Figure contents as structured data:

------------------------------------------------

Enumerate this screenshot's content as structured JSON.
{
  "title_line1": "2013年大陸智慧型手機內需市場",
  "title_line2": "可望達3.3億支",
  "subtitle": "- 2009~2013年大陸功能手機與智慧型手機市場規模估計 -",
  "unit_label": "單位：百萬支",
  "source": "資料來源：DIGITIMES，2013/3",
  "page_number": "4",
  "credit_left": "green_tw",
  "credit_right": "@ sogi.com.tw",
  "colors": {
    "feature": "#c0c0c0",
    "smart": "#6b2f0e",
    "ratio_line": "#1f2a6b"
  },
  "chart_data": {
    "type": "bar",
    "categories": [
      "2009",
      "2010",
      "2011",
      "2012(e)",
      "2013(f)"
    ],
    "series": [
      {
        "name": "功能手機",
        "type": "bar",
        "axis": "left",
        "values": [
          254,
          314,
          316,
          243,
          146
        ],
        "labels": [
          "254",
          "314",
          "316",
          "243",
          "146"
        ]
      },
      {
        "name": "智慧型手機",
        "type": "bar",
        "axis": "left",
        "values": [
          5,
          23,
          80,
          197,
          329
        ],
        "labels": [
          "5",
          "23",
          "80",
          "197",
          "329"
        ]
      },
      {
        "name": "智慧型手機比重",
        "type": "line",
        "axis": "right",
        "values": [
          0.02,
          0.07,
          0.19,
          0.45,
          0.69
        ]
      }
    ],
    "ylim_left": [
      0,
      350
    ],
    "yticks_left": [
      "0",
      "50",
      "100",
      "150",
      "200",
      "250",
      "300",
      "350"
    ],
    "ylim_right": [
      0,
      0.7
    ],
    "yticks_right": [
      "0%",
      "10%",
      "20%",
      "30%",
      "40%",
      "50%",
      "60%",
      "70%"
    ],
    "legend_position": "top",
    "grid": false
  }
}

------------------------------------------------

_REQUIRED WORK_. All of the entries must be quoted exactly; please include each one.

_EXPECTED ANSWER_.
Enumerate this screenshot's content as structured JSON.
{
  "title_line1": "2013年大陸智慧型手機內需市場",
  "title_line2": "可望達3.3億支",
  "subtitle": "- 2009~2013年大陸功能手機與智慧型手機市場規模估計 -",
  "unit_label": "單位：百萬支",
  "source": "資料來源：DIGITIMES，2013/3",
  "page_number": "4",
  "credit_left": "green_tw",
  "credit_right": "@ sogi.com.tw",
  "colors": {
    "feature": "#c0c0c0",
    "smart": "#6b2f0e",
    "ratio_line": "#1f2a6b"
  },
  "chart_data": {
    "type": "bar",
    "categories": [
      "2009",
      "2010",
      "2011",
      "2012(e)",
      "2013(f)"
    ],
    "series": [
      {
        "name": "功能手機",
        "type": "bar",
        "axis": "left",
        "values": [
          254,
          314,
          316,
          243,
          146
        ],
        "labels": [
          "254",
          "314",
          "316",
          "243",
          "146"
        ]
      },
      {
        "name": "智慧型手機",
        "type": "bar",
        "axis": "left",
        "values": [
          5,
          23,
          80,
          197,
          329
        ],
        "labels": [
          "5",
          "23",
          "80",
          "197",
          "329"
        ]
      },
      {
        "name": "智慧型手機比重",
        "type": "line",
        "axis": "right",
        "values": [
          0.02,
          0.07,
          0.19,
          0.45,
          0.69
        ]
      }
    ],
    "ylim_left": [
      0,
      350
    ],
    "yticks_left": [
      "0",
      "50",
      "100",
      "150",
      "200",
      "250",
      "300",
      "350"
    ],
    "ylim_right": [
      0,
      0.7
    ],
    "yticks_right": [
      "0%",
      "10%",
      "20%",
      "30%",
      "40%",
      "50%",
      "60%",
      "70%"
    ],
    "legend_position": "top",
    "grid": false
  }
}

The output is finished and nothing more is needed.